• **GIVEN PROBLEM**:
Skip the pictures and repeat each line of the data exactly.

(Stored data)
*****

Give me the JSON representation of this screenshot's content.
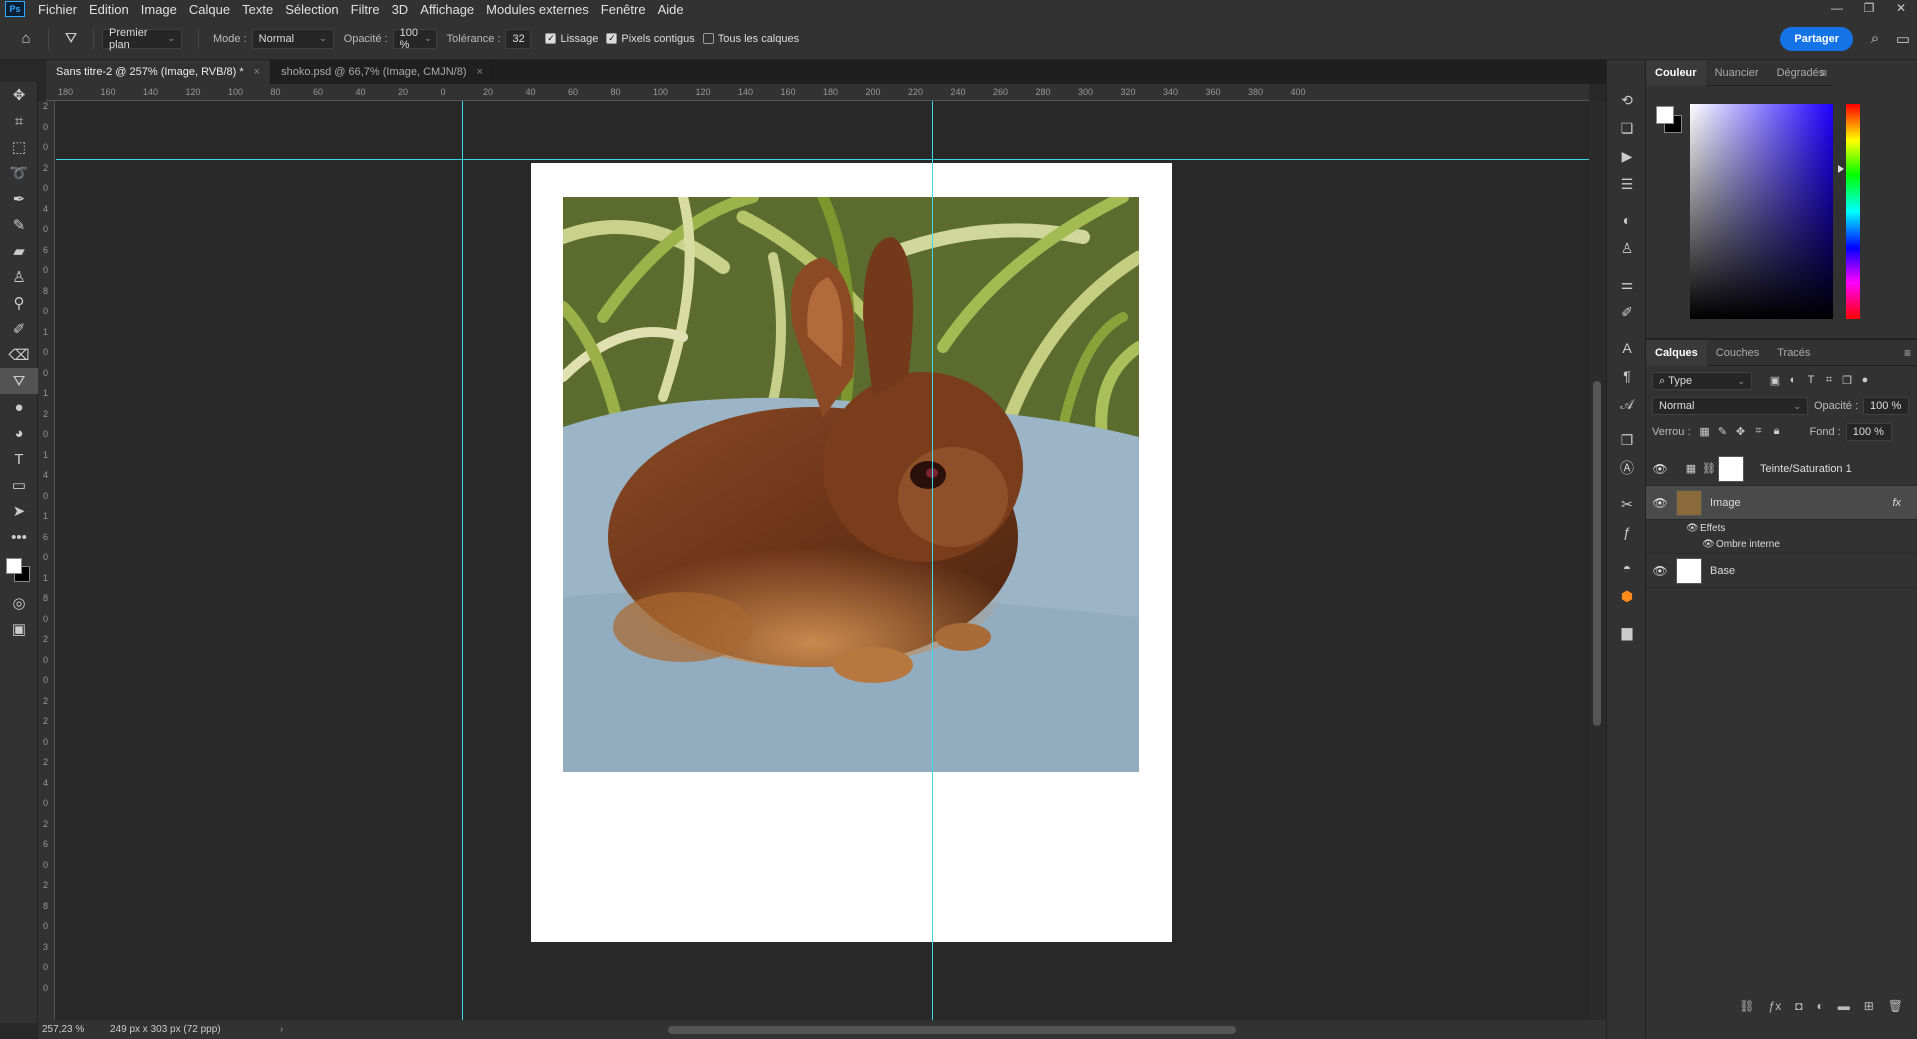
{
  "menu": {
    "logo": "Ps",
    "items": [
      "Fichier",
      "Edition",
      "Image",
      "Calque",
      "Texte",
      "Sélection",
      "Filtre",
      "3D",
      "Affichage",
      "Modules externes",
      "Fenêtre",
      "Aide"
    ]
  },
  "options": {
    "fill_source": "Premier plan",
    "mode_label": "Mode :",
    "mode_value": "Normal",
    "opacity_label": "Opacité :",
    "opacity_value": "100 %",
    "tolerance_label": "Tolérance :",
    "tolerance_value": "32",
    "lissage": "Lissage",
    "pixels_contigus": "Pixels contigus",
    "tous_calques": "Tous les calques",
    "share": "Partager"
  },
  "tabs": [
    {
      "label": "Sans titre-2 @ 257% (Image, RVB/8) *"
    },
    {
      "label": "shoko.psd @ 66,7% (Image, CMJN/8)"
    }
  ],
  "ruler": {
    "h_ticks": [
      "180",
      "160",
      "140",
      "120",
      "100",
      "80",
      "60",
      "40",
      "20",
      "0",
      "20",
      "40",
      "60",
      "80",
      "100",
      "120",
      "140",
      "160",
      "180",
      "200",
      "220",
      "240",
      "260",
      "280",
      "300",
      "320",
      "340",
      "360",
      "380",
      "400"
    ],
    "v_ticks": [
      "2",
      "0",
      "0",
      "2",
      "0",
      "4",
      "0",
      "6",
      "0",
      "8",
      "0",
      "1",
      "0",
      "0",
      "1",
      "2",
      "0",
      "1",
      "4",
      "0",
      "1",
      "6",
      "0",
      "1",
      "8",
      "0",
      "2",
      "0",
      "0",
      "2",
      "2",
      "0",
      "2",
      "4",
      "0",
      "2",
      "6",
      "0",
      "2",
      "8",
      "0",
      "3",
      "0",
      "0"
    ]
  },
  "status": {
    "zoom": "257,23 %",
    "doc_info": "249 px x 303 px (72 ppp)"
  },
  "color_panel": {
    "tabs": [
      "Couleur",
      "Nuancier",
      "Dégradés"
    ]
  },
  "layers_panel": {
    "tabs": [
      "Calques",
      "Couches",
      "Tracés"
    ],
    "filter": "Type",
    "blend": "Normal",
    "opacity_label": "Opacité :",
    "opacity_value": "100 %",
    "lock_label": "Verrou :",
    "fill_label": "Fond :",
    "fill_value": "100 %",
    "layers": [
      {
        "name": "Teinte/Saturation 1"
      },
      {
        "name": "Image",
        "fx": "fx"
      },
      {
        "name": "Base"
      }
    ],
    "effects_label": "Effets",
    "effect_item": "Ombre interne"
  },
  "colors": {
    "accent": "#1473e6",
    "guide": "#40d8e8",
    "panel": "#323232",
    "canvas": "#282828"
  }
}
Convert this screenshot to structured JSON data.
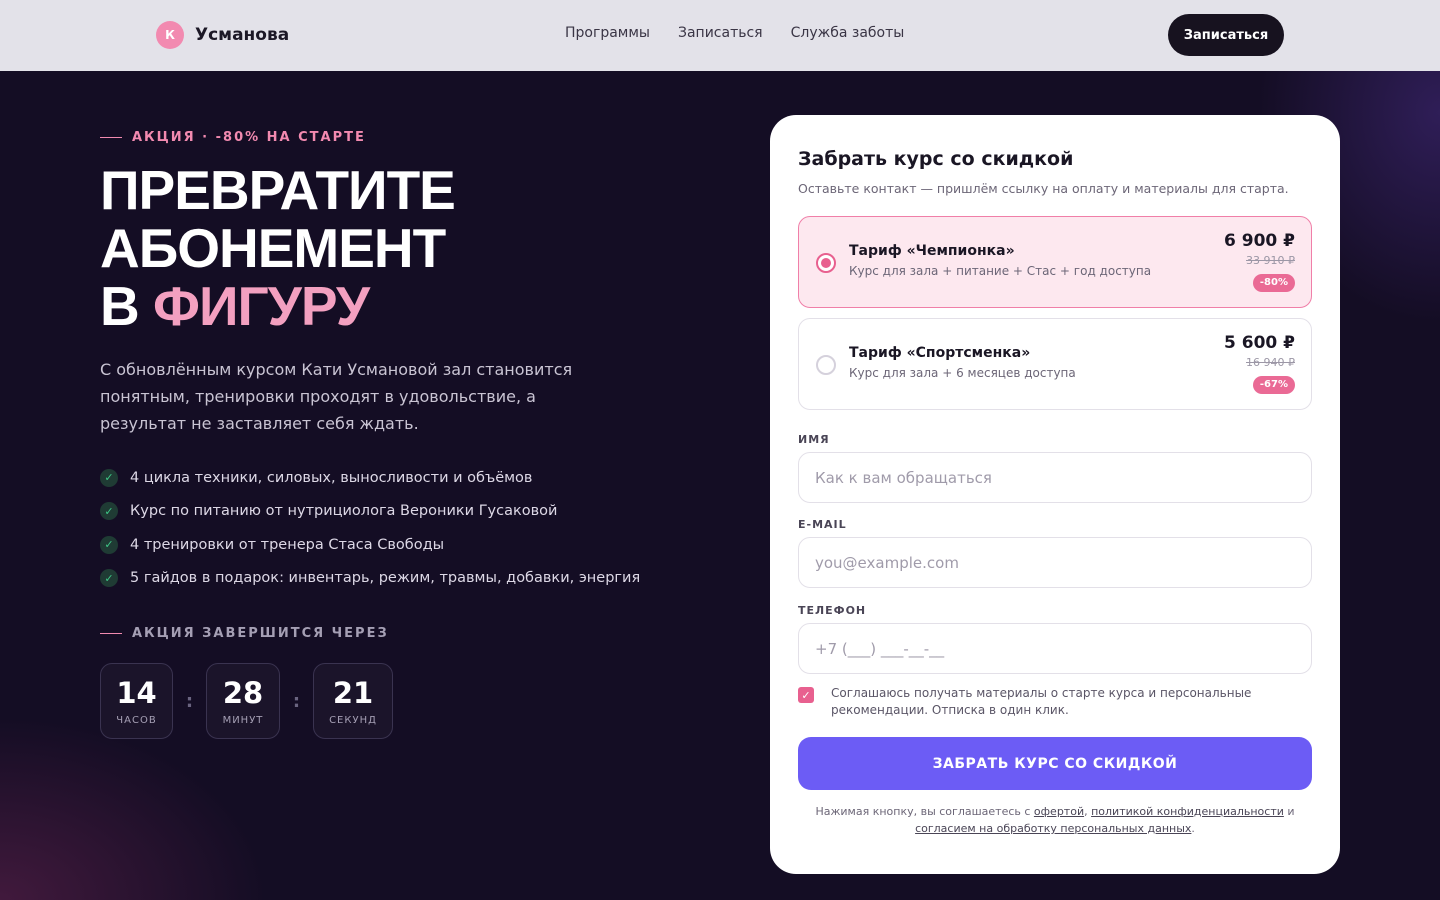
{
  "header": {
    "logo_letter": "К",
    "logo_text": "Усманова",
    "nav": [
      "Программы",
      "Записаться",
      "Служба заботы"
    ],
    "cta_label": "Записаться"
  },
  "hero": {
    "kicker": "АКЦИЯ · -80% НА СТАРТЕ",
    "title_line1": "ПРЕВРАТИТЕ",
    "title_line2": "АБОНЕМЕНТ",
    "title_line3_pre": "В",
    "title_line3_accent": "ФИГУРУ",
    "lead": "С обновлённым курсом Кати Усмановой зал становится понятным, тренировки проходят в удовольствие, а результат не заставляет себя ждать.",
    "features": [
      "4 цикла техники, силовых, выносливости и объёмов",
      "Курс по питанию от нутрициолога Вероники Гусаковой",
      "4 тренировки от тренера Стаса Свободы",
      "5 гайдов в подарок: инвентарь, режим, травмы, добавки, энергия"
    ],
    "timer_label": "АКЦИЯ ЗАВЕРШИТСЯ ЧЕРЕЗ",
    "timer": {
      "hours": "14",
      "hours_label": "ЧАСОВ",
      "minutes": "28",
      "minutes_label": "МИНУТ",
      "seconds": "21",
      "seconds_label": "СЕКУНД",
      "separator": ":"
    }
  },
  "form": {
    "title": "Забрать курс со скидкой",
    "subtitle": "Оставьте контакт — пришлём ссылку на оплату и материалы для старта.",
    "plans": [
      {
        "name": "Тариф «Чемпионка»",
        "desc": "Курс для зала + питание + Стас + год доступа",
        "price": "6 900 ₽",
        "old_price": "33 910 ₽",
        "badge": "-80%",
        "selected": true
      },
      {
        "name": "Тариф «Спортсменка»",
        "desc": "Курс для зала + 6 месяцев доступа",
        "price": "5 600 ₽",
        "old_price": "16 940 ₽",
        "badge": "-67%",
        "selected": false
      }
    ],
    "name_label": "ИМЯ",
    "name_placeholder": "Как к вам обращаться",
    "email_label": "E-MAIL",
    "email_placeholder": "you@example.com",
    "phone_label": "ТЕЛЕФОН",
    "phone_placeholder": "+7 (___) ___-__-__",
    "consent_text": "Соглашаюсь получать материалы о старте курса и персональные рекомендации. Отписка в один клик.",
    "consent_checked": true,
    "submit_label": "ЗАБРАТЬ КУРС СО СКИДКОЙ",
    "legal_pre": "Нажимая кнопку, вы соглашаетесь с",
    "legal_link1": "офертой",
    "legal_sep": ",",
    "legal_link2": "политикой конфиденциальности",
    "legal_and": "и",
    "legal_link3": "согласием на обработку персональных данных",
    "legal_end": "."
  },
  "icons": {
    "check": "check-icon",
    "checkbox": "checkbox-checked-icon"
  },
  "colors": {
    "accent_pink": "#f28ab0",
    "cta_purple": "#6c5cf5",
    "hero_bg": "#140d24"
  }
}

*****

• **RESULT**:
Give me the JSON representation of this screenshot's content.
{
  "menu": {
    "logo": "Ps",
    "items": [
      "Fichier",
      "Edition",
      "Image",
      "Calque",
      "Texte",
      "Sélection",
      "Filtre",
      "3D",
      "Affichage",
      "Modules externes",
      "Fenêtre",
      "Aide"
    ]
  },
  "options": {
    "fill_source": "Premier plan",
    "mode_label": "Mode :",
    "mode_value": "Normal",
    "opacity_label": "Opacité :",
    "opacity_value": "100 %",
    "tolerance_label": "Tolérance :",
    "tolerance_value": "32",
    "lissage": "Lissage",
    "pixels_contigus": "Pixels contigus",
    "tous_calques": "Tous les calques",
    "share": "Partager"
  },
  "tabs": [
    {
      "label": "Sans titre-2 @ 257% (Image, RVB/8) *"
    },
    {
      "label": "shoko.psd @ 66,7% (Image, CMJN/8)"
    }
  ],
  "ruler": {
    "h_ticks": [
      "180",
      "160",
      "140",
      "120",
      "100",
      "80",
      "60",
      "40",
      "20",
      "0",
      "20",
      "40",
      "60",
      "80",
      "100",
      "120",
      "140",
      "160",
      "180",
      "200",
      "220",
      "240",
      "260",
      "280",
      "300",
      "320",
      "340",
      "360",
      "380",
      "400"
    ],
    "v_ticks": [
      "2",
      "0",
      "0",
      "2",
      "0",
      "4",
      "0",
      "6",
      "0",
      "8",
      "0",
      "1",
      "0",
      "0",
      "1",
      "2",
      "0",
      "1",
      "4",
      "0",
      "1",
      "6",
      "0",
      "1",
      "8",
      "0",
      "2",
      "0",
      "0",
      "2",
      "2",
      "0",
      "2",
      "4",
      "0",
      "2",
      "6",
      "0",
      "2",
      "8",
      "0",
      "3",
      "0",
      "0"
    ]
  },
  "status": {
    "zoom": "257,23 %",
    "doc_info": "249 px x 303 px (72 ppp)"
  },
  "color_panel": {
    "tabs": [
      "Couleur",
      "Nuancier",
      "Dégradés"
    ]
  },
  "layers_panel": {
    "tabs": [
      "Calques",
      "Couches",
      "Tracés"
    ],
    "filter": "Type",
    "blend": "Normal",
    "opacity_label": "Opacité :",
    "opacity_value": "100 %",
    "lock_label": "Verrou :",
    "fill_label": "Fond :",
    "fill_value": "100 %",
    "layers": [
      {
        "name": "Teinte/Saturation 1"
      },
      {
        "name": "Image",
        "fx": "fx"
      },
      {
        "name": "Base"
      }
    ],
    "effects_label": "Effets",
    "effect_item": "Ombre interne"
  },
  "colors": {
    "accent": "#1473e6",
    "guide": "#40d8e8",
    "panel": "#323232",
    "canvas": "#282828"
  }
}
Convert this screenshot to structured JSON data.
{
  "header": {
    "logo_letter": "К",
    "logo_text": "Усманова",
    "nav": [
      "Программы",
      "Записаться",
      "Служба заботы"
    ],
    "cta_label": "Записаться"
  },
  "hero": {
    "kicker": "АКЦИЯ · -80% НА СТАРТЕ",
    "title_line1": "ПРЕВРАТИТЕ",
    "title_line2": "АБОНЕМЕНТ",
    "title_line3_pre": "В",
    "title_line3_accent": "ФИГУРУ",
    "lead": "С обновлённым курсом Кати Усмановой зал становится понятным, тренировки проходят в удовольствие, а результат не заставляет себя ждать.",
    "features": [
      "4 цикла техники, силовых, выносливости и объёмов",
      "Курс по питанию от нутрициолога Вероники Гусаковой",
      "4 тренировки от тренера Стаса Свободы",
      "5 гайдов в подарок: инвентарь, режим, травмы, добавки, энергия"
    ],
    "timer_label": "АКЦИЯ ЗАВЕРШИТСЯ ЧЕРЕЗ",
    "timer": {
      "hours": "14",
      "hours_label": "ЧАСОВ",
      "minutes": "28",
      "minutes_label": "МИНУТ",
      "seconds": "21",
      "seconds_label": "СЕКУНД",
      "separator": ":"
    }
  },
  "form": {
    "title": "Забрать курс со скидкой",
    "subtitle": "Оставьте контакт — пришлём ссылку на оплату и материалы для старта.",
    "plans": [
      {
        "name": "Тариф «Чемпионка»",
        "desc": "Курс для зала + питание + Стас + год доступа",
        "price": "6 900 ₽",
        "old_price": "33 910 ₽",
        "badge": "-80%",
        "selected": true
      },
      {
        "name": "Тариф «Спортсменка»",
        "desc": "Курс для зала + 6 месяцев доступа",
        "price": "5 600 ₽",
        "old_price": "16 940 ₽",
        "badge": "-67%",
        "selected": false
      }
    ],
    "name_label": "ИМЯ",
    "name_placeholder": "Как к вам обращаться",
    "email_label": "E-MAIL",
    "email_placeholder": "you@example.com",
    "phone_label": "ТЕЛЕФОН",
    "phone_placeholder": "+7 (___) ___-__-__",
    "consent_text": "Соглашаюсь получать материалы о старте курса и персональные рекомендации. Отписка в один клик.",
    "consent_checked": true,
    "submit_label": "ЗАБРАТЬ КУРС СО СКИДКОЙ",
    "legal_pre": "Нажимая кнопку, вы соглашаетесь с",
    "legal_link1": "офертой",
    "legal_sep": ",",
    "legal_link2": "политикой конфиденциальности",
    "legal_and": "и",
    "legal_link3": "согласием на обработку персональных данных",
    "legal_end": "."
  },
  "icons": {
    "check": "check-icon",
    "checkbox": "checkbox-checked-icon"
  },
  "colors": {
    "accent_pink": "#f28ab0",
    "cta_purple": "#6c5cf5",
    "hero_bg": "#140d24"
  }
}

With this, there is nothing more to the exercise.